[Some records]

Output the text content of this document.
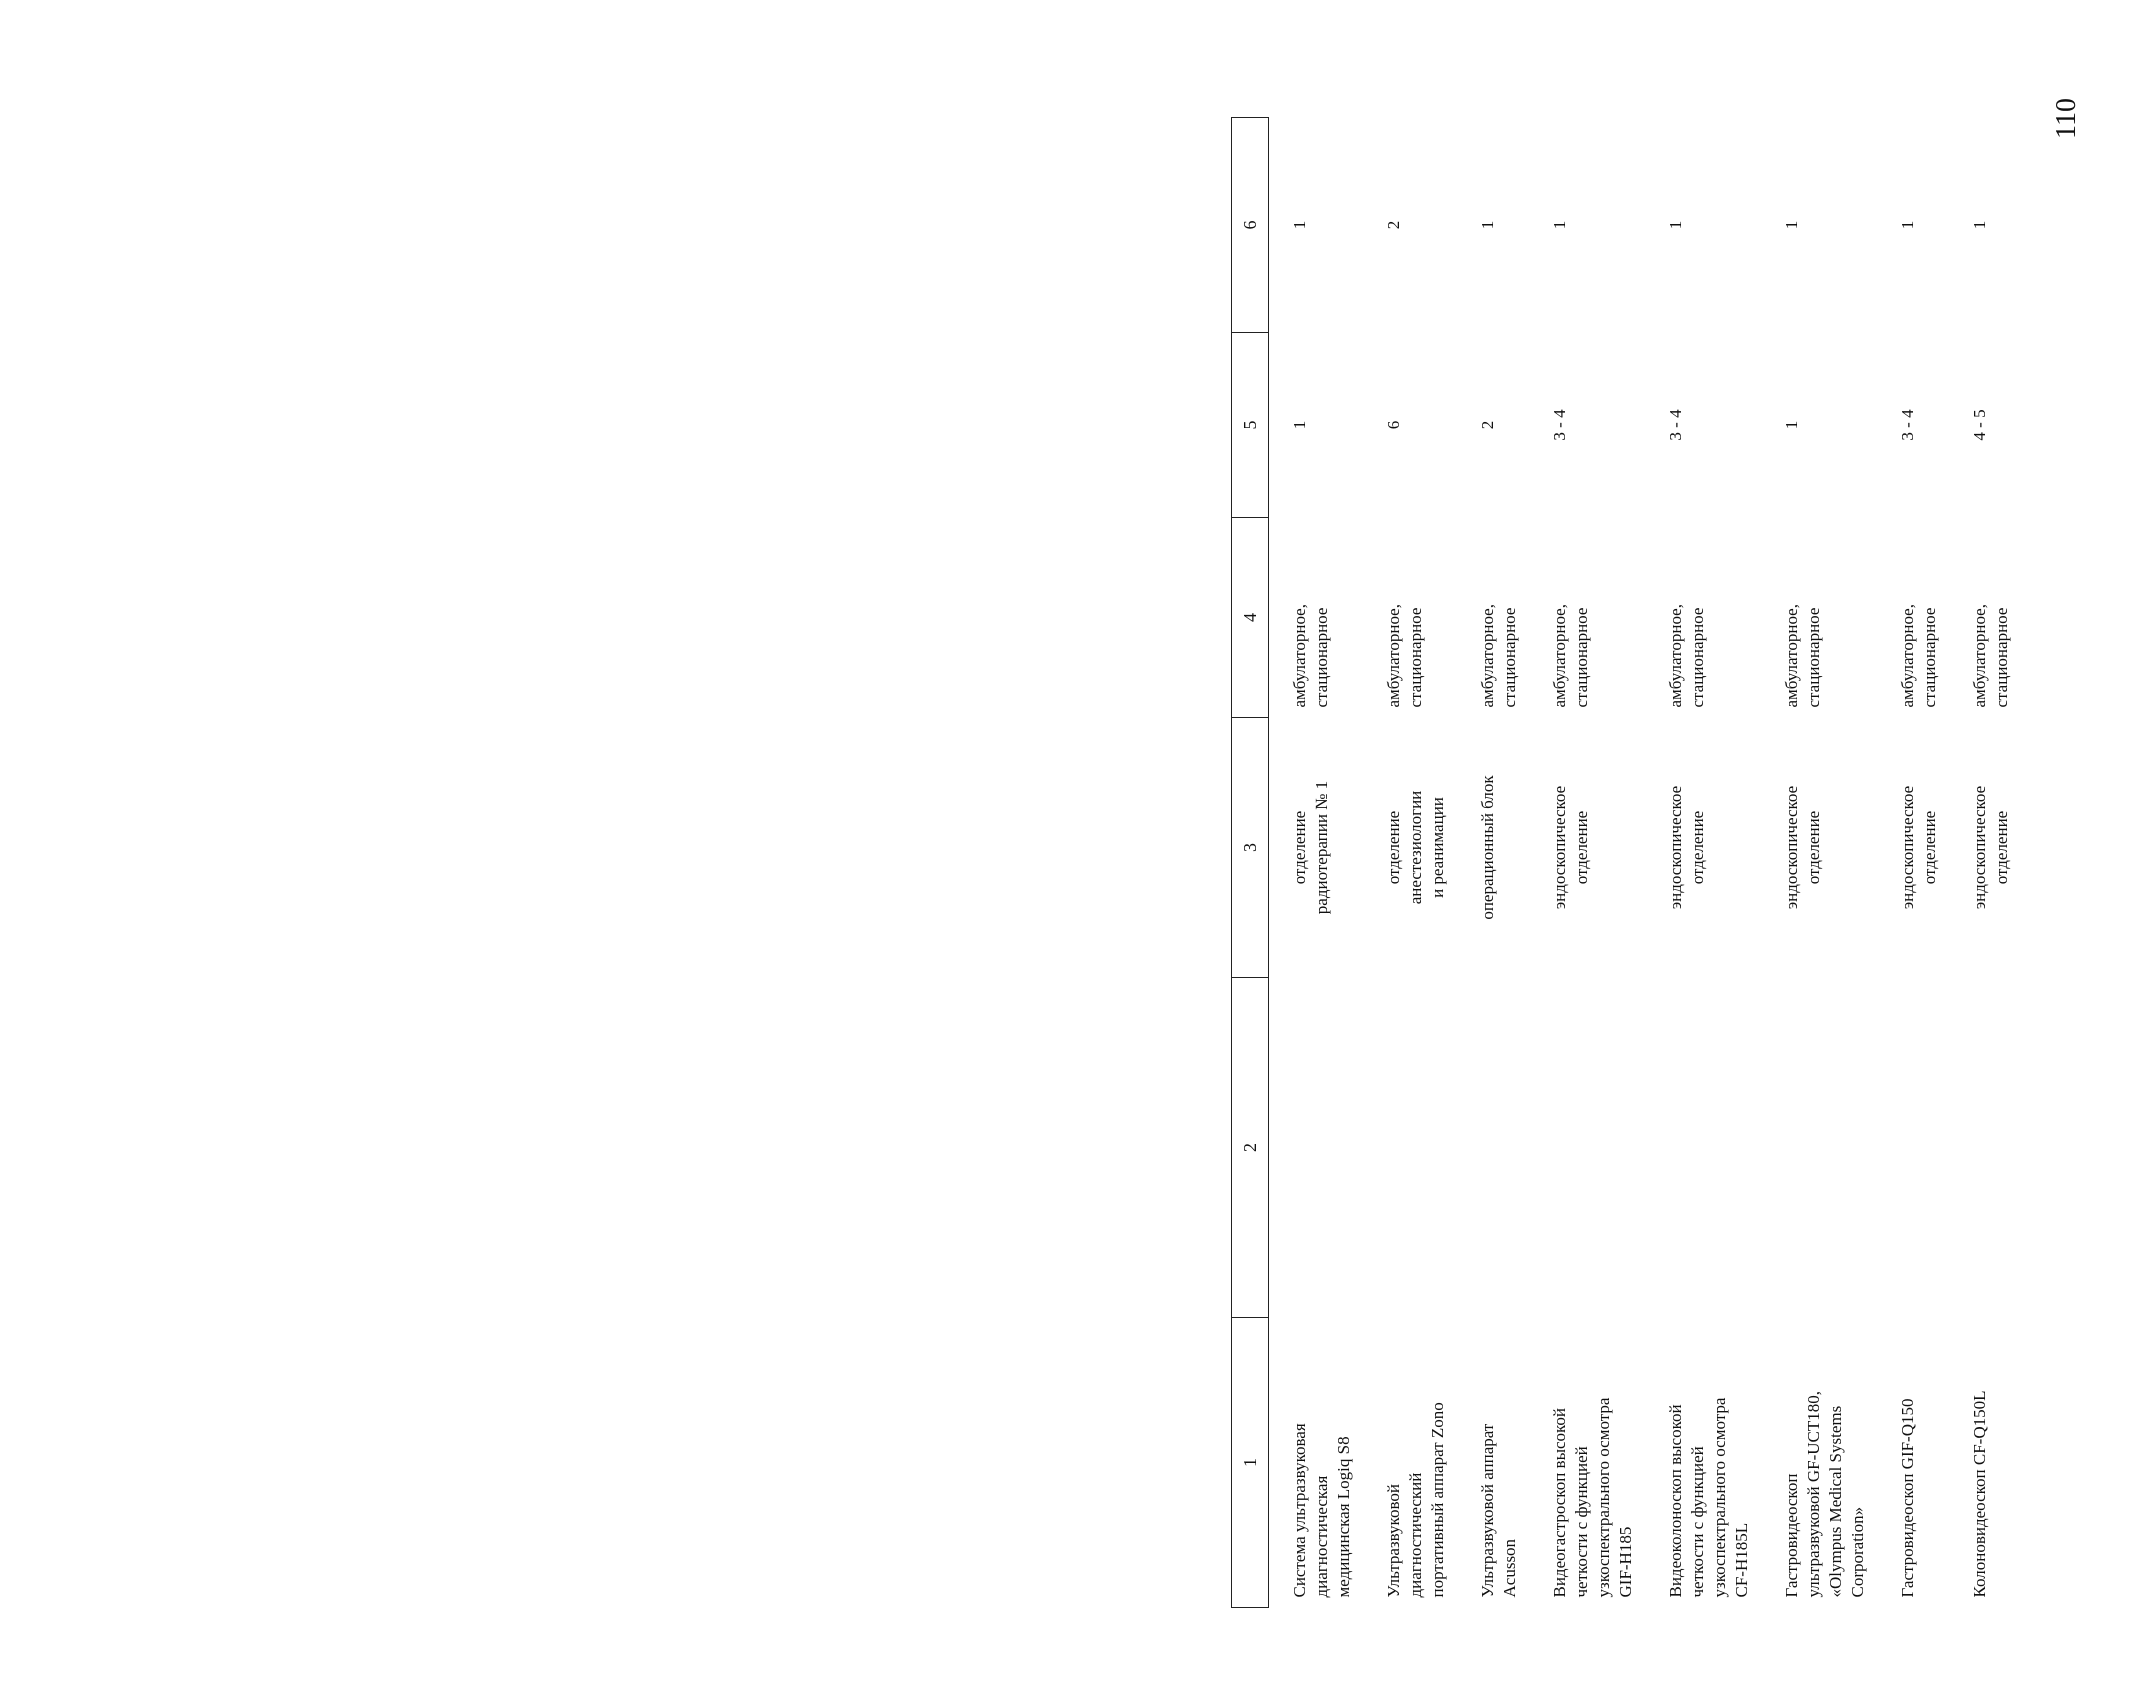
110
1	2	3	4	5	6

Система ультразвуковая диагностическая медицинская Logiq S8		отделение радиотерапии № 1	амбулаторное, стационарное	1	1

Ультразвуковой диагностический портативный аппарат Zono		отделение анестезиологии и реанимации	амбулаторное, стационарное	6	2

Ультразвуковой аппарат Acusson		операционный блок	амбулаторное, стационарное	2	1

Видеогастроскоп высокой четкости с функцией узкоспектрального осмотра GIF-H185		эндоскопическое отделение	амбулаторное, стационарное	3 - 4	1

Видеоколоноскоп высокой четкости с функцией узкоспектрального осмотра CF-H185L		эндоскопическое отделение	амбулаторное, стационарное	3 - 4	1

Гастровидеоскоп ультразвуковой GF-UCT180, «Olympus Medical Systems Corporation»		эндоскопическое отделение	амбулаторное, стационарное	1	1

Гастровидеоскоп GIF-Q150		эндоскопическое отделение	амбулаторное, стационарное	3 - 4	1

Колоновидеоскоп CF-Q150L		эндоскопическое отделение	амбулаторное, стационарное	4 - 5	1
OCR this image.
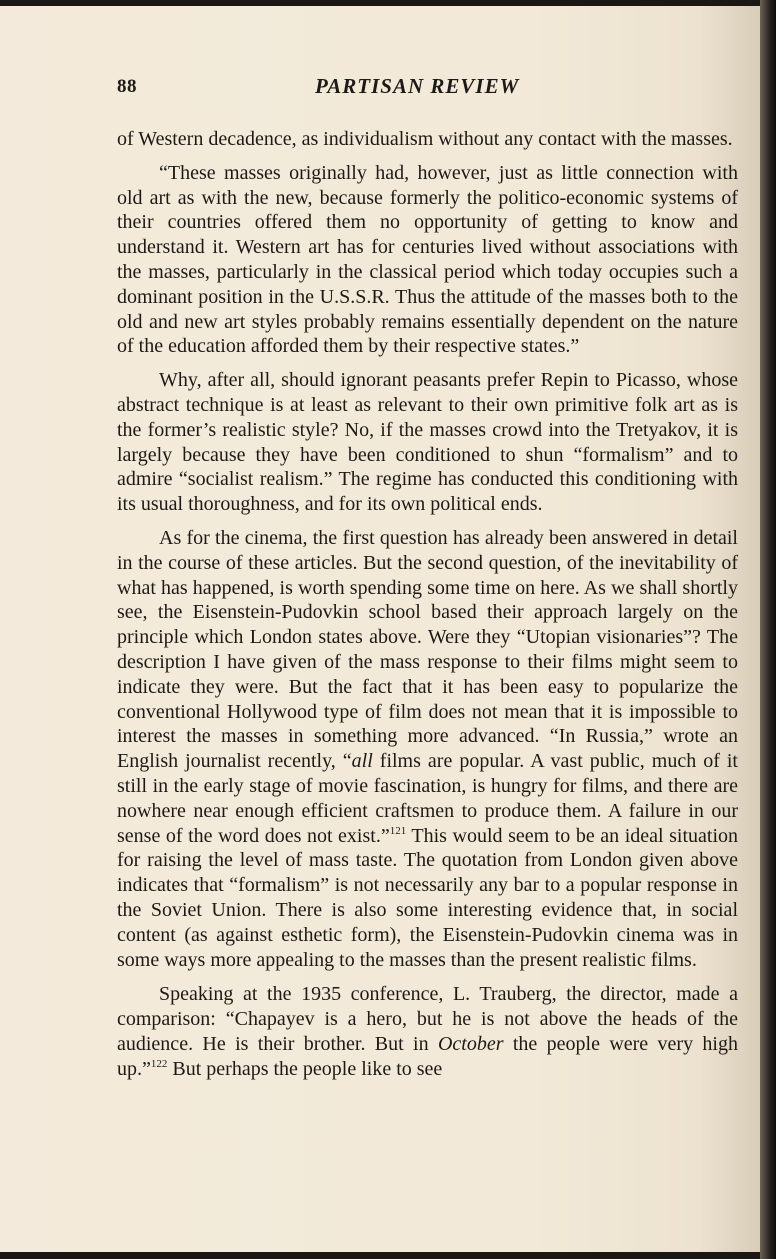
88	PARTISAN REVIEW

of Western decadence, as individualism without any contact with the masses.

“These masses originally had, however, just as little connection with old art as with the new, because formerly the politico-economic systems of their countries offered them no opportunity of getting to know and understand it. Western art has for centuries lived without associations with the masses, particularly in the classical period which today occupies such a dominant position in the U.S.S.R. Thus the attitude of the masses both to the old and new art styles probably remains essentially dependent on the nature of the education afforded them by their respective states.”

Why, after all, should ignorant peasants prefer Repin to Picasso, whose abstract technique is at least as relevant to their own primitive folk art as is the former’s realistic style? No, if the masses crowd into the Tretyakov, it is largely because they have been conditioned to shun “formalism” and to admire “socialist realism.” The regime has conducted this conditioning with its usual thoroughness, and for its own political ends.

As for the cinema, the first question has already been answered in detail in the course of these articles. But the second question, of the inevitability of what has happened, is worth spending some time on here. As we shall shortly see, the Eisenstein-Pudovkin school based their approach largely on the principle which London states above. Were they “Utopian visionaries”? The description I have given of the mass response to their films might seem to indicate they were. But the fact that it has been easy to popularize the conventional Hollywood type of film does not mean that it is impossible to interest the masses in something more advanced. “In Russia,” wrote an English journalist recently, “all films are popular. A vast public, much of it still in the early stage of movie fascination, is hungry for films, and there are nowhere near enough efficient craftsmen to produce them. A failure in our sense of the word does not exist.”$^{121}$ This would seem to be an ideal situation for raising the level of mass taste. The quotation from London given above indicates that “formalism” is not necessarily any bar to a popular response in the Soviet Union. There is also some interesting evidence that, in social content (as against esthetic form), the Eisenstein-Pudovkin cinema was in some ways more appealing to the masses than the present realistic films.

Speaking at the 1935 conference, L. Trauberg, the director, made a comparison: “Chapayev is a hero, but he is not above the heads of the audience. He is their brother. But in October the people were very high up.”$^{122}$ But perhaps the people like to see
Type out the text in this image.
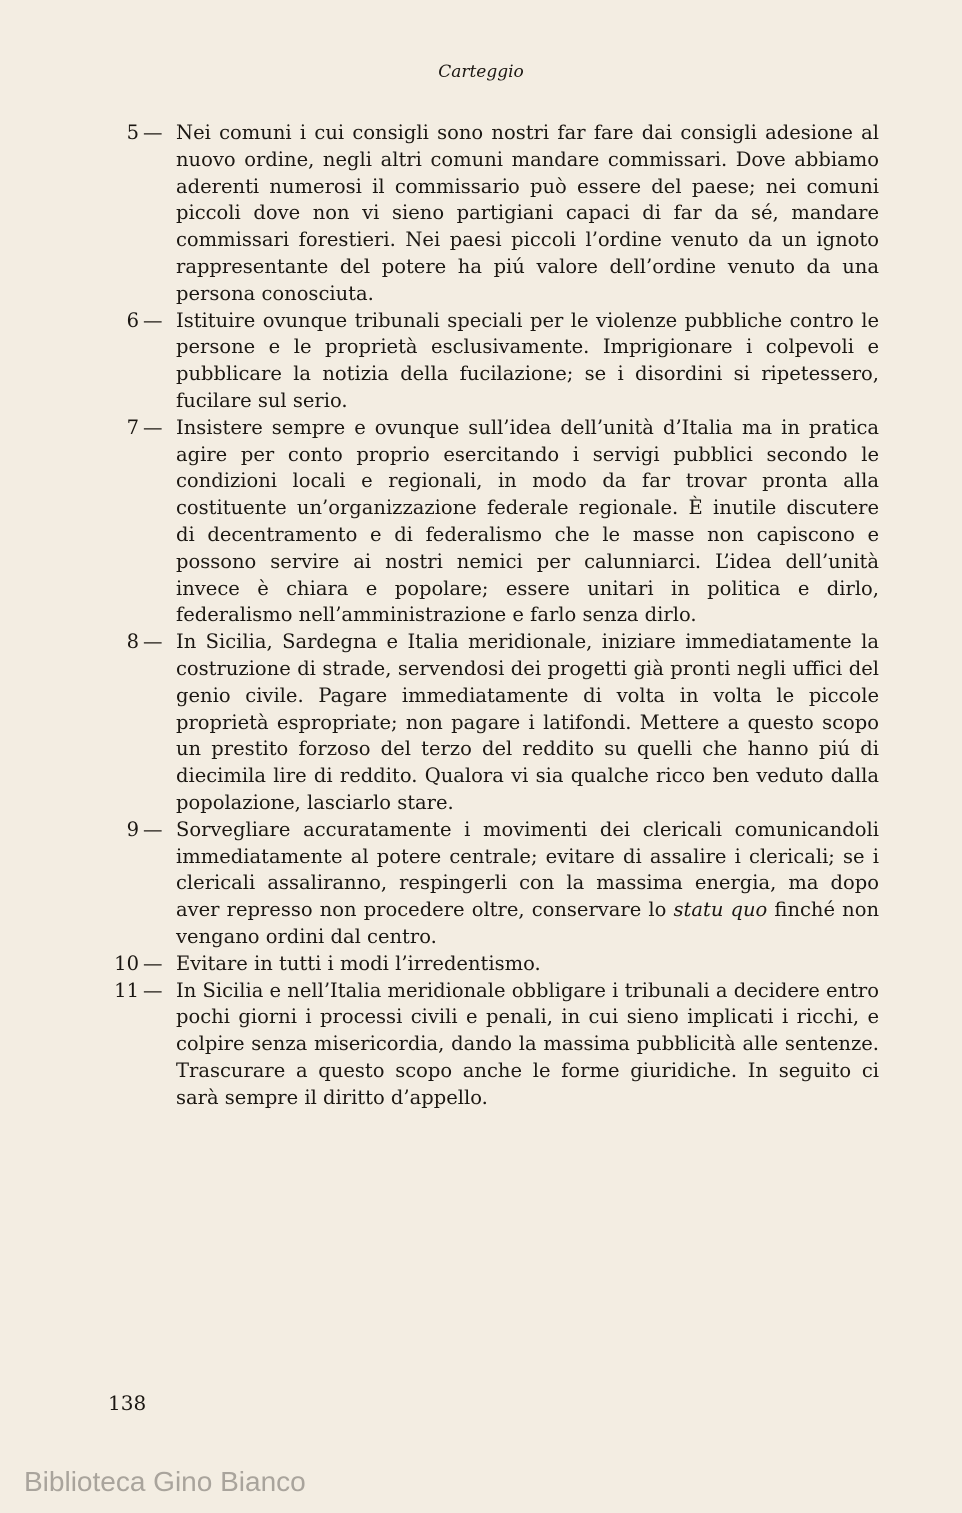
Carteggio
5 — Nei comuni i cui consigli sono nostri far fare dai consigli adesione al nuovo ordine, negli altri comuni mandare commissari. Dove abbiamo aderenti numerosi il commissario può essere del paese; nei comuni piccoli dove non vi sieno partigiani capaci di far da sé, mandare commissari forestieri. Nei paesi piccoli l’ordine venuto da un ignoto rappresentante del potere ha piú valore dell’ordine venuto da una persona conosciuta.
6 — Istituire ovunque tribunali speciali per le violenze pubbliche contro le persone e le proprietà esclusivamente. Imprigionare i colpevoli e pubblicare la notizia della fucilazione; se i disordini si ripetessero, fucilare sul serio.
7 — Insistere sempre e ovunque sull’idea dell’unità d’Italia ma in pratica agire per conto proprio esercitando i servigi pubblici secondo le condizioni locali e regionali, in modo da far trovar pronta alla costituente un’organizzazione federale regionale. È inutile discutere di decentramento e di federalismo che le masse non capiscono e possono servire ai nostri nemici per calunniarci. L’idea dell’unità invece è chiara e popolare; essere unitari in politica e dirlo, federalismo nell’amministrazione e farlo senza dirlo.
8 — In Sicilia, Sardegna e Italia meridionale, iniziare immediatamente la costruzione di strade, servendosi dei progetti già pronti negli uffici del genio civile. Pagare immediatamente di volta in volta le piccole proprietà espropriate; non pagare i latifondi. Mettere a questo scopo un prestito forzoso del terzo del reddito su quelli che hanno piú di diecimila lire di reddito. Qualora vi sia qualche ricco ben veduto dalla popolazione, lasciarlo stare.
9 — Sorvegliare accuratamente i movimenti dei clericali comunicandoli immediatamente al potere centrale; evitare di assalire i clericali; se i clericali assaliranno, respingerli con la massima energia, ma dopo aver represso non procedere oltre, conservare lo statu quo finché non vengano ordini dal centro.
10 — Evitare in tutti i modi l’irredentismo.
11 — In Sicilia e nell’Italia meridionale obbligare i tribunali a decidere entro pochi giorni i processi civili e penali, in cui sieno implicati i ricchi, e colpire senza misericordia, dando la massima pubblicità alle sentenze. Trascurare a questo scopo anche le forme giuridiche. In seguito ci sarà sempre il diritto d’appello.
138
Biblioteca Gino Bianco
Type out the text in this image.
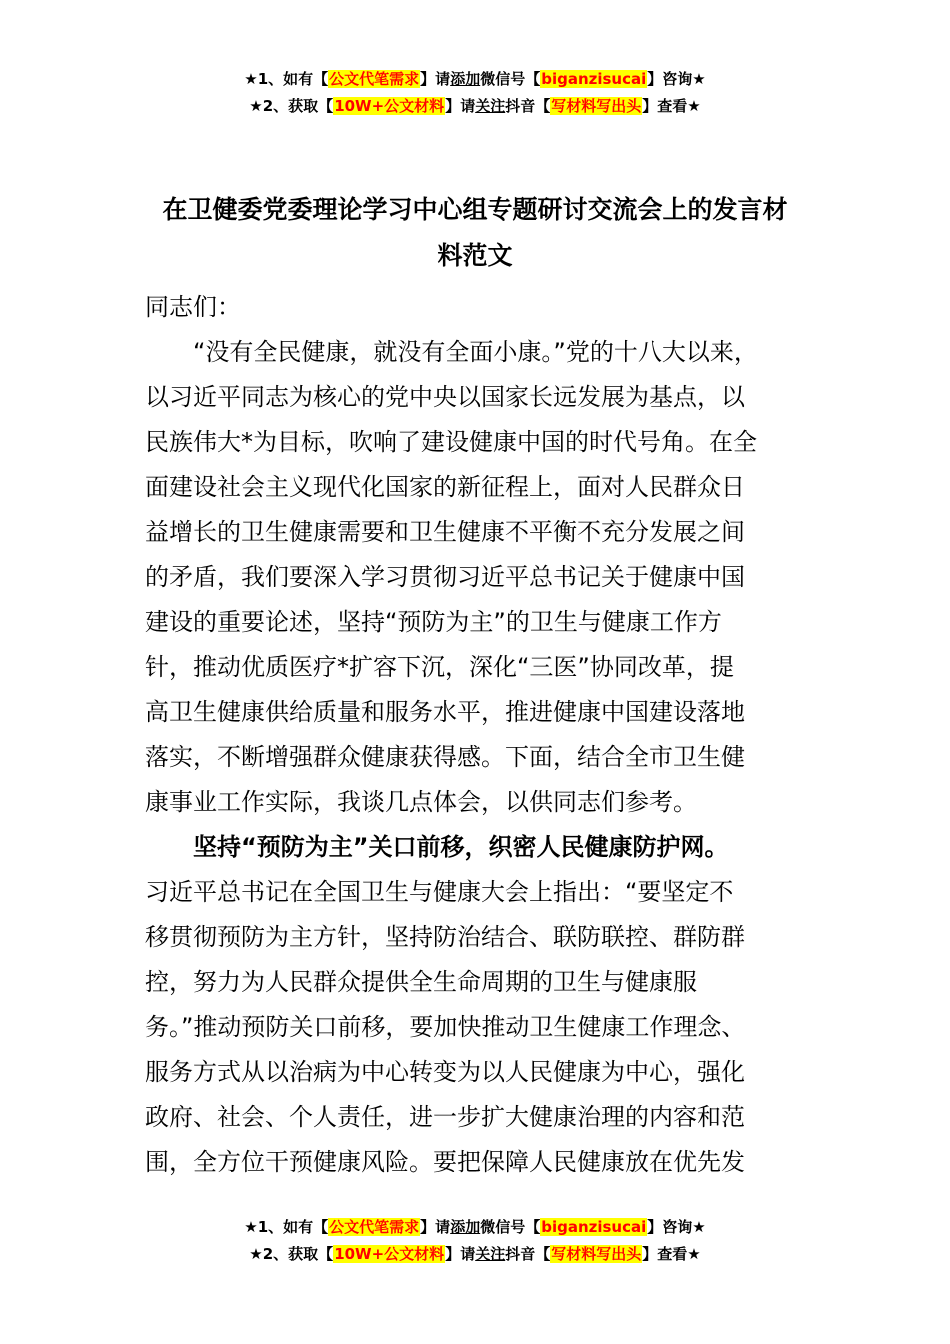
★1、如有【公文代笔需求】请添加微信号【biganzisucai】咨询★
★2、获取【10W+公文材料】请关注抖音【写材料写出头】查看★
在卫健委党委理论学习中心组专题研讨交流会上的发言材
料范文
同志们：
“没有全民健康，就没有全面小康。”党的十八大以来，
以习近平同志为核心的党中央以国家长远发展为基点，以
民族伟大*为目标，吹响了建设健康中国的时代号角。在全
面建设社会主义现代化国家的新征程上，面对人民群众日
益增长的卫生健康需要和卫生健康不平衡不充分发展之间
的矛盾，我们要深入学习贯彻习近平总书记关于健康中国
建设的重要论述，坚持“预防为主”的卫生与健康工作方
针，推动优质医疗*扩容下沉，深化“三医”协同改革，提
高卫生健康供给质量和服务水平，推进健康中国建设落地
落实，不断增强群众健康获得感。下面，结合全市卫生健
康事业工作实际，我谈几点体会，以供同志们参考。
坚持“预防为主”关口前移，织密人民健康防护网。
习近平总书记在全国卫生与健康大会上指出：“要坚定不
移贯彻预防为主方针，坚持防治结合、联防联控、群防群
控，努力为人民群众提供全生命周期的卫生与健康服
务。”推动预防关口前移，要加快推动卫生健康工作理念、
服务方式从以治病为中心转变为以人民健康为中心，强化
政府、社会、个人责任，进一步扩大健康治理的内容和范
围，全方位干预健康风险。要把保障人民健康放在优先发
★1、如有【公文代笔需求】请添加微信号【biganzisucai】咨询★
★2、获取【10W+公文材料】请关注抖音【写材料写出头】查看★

**PROMPT**. Write out every line of the data that holds the word "осмотра".

**THE RESPONSE**.
Видеогастроскоп высокой четкости с функцией узкоспектрального осмотра GIF-H185		эндоскопическое отделение	амбулаторное, стационарное	3 - 4	1
Видеоколоноскоп высокой четкости с функцией узкоспектрального осмотра CF-H185L		эндоскопическое отделение	амбулаторное, стационарное	3 - 4	1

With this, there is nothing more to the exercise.